**TO BE DONE**. Copy out all lines that carry the word "text".

**PROVIDED DATA**.
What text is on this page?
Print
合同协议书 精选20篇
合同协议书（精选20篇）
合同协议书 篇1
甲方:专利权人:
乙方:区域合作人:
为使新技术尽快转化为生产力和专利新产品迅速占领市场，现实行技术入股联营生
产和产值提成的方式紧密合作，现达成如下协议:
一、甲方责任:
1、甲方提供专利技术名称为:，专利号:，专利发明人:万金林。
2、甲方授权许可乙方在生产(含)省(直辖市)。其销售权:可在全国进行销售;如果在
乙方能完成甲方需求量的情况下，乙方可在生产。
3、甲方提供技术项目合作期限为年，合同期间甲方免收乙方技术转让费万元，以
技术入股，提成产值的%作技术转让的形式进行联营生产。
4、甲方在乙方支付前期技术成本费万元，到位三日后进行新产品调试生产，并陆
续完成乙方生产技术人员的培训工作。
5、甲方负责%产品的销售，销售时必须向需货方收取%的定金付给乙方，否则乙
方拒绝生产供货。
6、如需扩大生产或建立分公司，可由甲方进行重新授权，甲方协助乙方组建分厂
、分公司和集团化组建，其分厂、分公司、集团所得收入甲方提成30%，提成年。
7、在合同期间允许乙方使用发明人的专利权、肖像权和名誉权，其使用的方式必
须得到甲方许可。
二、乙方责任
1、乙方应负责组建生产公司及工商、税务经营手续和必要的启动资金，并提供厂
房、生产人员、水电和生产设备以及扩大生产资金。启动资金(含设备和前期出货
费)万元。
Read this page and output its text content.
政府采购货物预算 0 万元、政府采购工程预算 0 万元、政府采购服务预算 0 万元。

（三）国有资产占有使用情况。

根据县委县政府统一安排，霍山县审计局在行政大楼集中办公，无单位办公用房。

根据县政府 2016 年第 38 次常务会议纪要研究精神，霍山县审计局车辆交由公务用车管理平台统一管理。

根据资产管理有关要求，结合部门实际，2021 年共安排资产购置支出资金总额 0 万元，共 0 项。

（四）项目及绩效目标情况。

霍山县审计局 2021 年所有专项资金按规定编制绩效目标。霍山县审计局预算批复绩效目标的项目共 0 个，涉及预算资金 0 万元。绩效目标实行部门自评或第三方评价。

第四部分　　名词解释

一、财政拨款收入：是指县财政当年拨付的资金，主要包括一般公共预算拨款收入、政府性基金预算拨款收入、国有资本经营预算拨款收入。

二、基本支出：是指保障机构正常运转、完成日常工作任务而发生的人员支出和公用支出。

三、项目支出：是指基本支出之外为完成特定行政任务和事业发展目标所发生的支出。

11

**ANSWER BELOW**.
What text is on this page?
Read this page and output its text content.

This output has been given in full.